Dataset entries on figures

════════

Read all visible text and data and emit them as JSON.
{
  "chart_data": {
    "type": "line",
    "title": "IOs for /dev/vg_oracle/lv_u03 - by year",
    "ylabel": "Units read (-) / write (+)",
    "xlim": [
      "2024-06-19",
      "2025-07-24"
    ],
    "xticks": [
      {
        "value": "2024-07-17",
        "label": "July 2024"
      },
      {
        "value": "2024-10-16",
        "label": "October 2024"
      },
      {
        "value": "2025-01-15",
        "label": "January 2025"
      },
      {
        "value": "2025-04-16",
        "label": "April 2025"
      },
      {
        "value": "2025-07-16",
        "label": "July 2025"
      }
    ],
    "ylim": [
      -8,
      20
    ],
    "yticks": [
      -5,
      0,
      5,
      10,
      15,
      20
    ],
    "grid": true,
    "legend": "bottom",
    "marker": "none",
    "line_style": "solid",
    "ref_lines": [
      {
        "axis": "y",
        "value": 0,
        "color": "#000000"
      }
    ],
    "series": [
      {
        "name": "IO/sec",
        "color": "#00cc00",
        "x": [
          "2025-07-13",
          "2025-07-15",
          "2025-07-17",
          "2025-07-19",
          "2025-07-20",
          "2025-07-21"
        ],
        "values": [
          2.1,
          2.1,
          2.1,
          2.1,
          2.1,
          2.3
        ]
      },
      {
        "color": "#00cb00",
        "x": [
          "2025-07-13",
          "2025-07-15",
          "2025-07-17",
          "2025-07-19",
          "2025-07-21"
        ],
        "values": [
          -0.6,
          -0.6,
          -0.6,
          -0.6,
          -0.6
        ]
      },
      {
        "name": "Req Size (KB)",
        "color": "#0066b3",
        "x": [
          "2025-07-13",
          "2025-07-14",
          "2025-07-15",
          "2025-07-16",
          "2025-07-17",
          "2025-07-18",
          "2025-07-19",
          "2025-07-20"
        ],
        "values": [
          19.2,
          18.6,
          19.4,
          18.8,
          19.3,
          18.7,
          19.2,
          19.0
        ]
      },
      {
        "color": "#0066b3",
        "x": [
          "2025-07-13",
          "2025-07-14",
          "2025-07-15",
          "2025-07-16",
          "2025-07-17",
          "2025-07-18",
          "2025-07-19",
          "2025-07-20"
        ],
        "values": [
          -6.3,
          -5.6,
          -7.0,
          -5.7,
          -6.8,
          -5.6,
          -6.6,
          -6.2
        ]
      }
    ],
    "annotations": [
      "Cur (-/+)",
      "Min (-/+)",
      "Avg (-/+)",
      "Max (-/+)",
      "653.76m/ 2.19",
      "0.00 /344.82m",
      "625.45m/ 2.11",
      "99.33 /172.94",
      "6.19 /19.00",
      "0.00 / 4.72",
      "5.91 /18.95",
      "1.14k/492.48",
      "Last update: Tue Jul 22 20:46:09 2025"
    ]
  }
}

════════

■ **WRITTEN INSTRUCTION**: Gather all lines of the records that include the word "color".

■ **RIGHT ANSWER**:
        "color": "#000000"
        "color": "#00cc00",
        "color": "#00cb00",
        "color": "#0066b3",
        "color": "#0066b3",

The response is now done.